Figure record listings
------

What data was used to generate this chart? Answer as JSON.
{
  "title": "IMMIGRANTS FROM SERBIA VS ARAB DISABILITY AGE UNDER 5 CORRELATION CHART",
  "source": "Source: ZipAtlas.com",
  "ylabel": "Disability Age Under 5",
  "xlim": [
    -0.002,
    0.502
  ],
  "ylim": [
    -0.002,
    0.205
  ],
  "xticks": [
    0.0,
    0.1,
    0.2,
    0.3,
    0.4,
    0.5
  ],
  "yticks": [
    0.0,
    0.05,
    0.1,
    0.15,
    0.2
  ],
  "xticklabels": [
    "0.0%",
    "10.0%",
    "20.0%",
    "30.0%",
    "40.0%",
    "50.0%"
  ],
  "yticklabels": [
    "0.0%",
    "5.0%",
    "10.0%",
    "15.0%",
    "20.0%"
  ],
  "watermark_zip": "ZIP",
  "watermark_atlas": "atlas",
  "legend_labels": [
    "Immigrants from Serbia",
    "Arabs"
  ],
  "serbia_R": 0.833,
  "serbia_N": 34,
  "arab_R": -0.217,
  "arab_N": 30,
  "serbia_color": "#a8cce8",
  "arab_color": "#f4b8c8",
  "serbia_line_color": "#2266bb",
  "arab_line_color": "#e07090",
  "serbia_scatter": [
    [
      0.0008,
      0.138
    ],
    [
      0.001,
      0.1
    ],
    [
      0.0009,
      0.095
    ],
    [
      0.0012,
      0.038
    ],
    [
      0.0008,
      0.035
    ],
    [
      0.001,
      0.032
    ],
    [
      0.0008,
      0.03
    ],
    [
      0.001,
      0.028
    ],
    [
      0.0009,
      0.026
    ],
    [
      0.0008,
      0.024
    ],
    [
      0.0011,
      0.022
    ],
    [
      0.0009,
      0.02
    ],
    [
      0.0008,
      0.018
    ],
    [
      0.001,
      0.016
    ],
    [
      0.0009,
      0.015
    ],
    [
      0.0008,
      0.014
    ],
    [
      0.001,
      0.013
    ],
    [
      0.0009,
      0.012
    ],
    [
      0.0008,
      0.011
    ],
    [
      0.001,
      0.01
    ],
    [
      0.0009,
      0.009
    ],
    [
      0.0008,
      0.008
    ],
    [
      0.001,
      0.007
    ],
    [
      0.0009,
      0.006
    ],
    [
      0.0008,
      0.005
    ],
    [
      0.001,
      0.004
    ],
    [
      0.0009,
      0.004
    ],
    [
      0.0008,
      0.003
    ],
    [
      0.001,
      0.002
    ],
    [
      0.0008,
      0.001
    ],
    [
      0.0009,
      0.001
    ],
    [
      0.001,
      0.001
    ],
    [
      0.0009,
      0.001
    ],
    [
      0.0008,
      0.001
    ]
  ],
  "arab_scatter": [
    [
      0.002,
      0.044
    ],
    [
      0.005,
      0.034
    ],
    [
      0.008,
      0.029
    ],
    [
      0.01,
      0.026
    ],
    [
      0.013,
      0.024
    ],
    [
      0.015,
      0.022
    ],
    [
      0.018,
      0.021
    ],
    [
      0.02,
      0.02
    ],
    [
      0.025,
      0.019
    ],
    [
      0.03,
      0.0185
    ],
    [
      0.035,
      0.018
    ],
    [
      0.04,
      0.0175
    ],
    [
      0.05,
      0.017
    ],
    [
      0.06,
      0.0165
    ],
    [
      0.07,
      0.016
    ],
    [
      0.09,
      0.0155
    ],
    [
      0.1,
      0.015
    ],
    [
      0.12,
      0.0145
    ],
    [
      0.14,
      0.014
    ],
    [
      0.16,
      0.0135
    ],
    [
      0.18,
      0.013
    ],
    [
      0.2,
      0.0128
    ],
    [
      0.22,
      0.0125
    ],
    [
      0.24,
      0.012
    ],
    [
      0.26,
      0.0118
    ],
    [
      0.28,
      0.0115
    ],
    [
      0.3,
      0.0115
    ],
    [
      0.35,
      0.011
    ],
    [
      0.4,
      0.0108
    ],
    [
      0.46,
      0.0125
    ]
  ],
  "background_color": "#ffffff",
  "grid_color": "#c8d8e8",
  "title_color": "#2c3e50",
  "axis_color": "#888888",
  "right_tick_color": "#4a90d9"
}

------

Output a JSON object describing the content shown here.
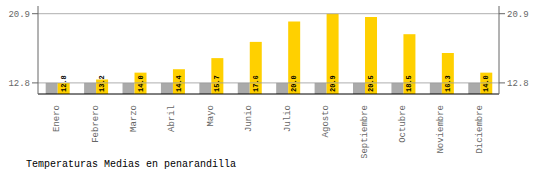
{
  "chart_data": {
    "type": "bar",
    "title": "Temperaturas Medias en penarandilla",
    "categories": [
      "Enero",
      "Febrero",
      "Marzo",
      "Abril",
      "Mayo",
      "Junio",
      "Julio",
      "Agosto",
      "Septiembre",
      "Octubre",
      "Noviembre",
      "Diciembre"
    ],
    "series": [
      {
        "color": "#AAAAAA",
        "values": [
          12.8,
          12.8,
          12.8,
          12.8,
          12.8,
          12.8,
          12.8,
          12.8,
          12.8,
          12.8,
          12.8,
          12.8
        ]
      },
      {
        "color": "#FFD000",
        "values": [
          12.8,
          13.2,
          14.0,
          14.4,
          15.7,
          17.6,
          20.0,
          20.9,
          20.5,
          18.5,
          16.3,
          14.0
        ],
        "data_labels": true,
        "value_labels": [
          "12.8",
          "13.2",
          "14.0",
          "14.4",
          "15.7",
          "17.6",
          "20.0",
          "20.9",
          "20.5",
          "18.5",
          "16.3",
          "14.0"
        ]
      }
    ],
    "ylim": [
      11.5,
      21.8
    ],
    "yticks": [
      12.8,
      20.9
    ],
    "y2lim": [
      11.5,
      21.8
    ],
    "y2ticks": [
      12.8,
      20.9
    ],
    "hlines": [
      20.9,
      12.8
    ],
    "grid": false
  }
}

------

Identify and list each line with the word "JSON".

What data was used to generate this chart? Answer as JSON.
Output a JSON object describing the content shown here.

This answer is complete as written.